--- START Provided records ---

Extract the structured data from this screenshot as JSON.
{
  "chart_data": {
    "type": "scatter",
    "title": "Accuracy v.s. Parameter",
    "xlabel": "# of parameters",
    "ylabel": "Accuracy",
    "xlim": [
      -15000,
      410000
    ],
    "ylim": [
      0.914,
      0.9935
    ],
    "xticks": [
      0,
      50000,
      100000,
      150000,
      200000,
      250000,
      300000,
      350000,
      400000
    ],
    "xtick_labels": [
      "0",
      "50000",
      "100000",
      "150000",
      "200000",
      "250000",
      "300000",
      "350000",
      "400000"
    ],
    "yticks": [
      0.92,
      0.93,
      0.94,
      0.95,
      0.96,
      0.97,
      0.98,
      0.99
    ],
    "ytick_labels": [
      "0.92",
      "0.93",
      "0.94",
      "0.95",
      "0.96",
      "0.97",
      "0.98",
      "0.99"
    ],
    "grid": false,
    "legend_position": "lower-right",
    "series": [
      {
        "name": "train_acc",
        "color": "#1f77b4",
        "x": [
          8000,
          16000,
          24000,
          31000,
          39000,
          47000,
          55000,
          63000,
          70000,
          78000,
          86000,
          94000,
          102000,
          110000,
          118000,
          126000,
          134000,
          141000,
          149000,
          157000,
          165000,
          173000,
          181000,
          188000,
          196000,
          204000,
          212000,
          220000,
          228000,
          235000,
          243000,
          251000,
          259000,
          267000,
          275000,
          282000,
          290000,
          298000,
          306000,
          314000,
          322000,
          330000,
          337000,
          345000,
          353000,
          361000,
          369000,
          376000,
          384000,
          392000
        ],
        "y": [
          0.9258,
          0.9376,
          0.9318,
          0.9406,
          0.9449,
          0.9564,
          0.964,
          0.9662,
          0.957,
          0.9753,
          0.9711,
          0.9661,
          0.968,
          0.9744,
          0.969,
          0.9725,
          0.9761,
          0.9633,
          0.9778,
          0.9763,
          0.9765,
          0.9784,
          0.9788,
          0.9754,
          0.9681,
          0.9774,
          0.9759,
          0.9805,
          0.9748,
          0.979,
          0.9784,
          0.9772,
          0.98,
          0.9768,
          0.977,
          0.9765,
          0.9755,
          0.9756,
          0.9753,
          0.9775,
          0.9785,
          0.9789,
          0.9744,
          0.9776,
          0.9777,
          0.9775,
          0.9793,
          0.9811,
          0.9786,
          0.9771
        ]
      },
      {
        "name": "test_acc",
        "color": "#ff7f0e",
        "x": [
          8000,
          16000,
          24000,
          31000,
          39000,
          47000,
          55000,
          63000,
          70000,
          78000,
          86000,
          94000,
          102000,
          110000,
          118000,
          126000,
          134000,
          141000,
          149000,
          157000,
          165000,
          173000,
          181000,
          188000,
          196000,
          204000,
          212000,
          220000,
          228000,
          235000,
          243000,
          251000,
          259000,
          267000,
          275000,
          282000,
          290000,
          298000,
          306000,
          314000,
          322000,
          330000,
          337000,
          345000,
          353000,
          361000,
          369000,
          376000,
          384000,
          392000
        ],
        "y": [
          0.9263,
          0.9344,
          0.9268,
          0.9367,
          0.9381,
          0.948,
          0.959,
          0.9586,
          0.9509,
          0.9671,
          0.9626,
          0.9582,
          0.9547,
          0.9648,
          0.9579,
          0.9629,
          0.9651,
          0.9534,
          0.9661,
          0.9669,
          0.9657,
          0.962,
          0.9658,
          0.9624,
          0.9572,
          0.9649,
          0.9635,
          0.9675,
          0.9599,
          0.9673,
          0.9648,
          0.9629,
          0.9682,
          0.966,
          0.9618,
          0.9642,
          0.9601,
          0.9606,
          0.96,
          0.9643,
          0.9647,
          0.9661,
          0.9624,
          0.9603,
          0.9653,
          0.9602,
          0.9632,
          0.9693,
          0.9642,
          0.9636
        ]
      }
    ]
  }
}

--- END Provided records ---

Problem details:
Tally how many lines in the material above hold the word "Accuracy". Write only that number.

The answer:
2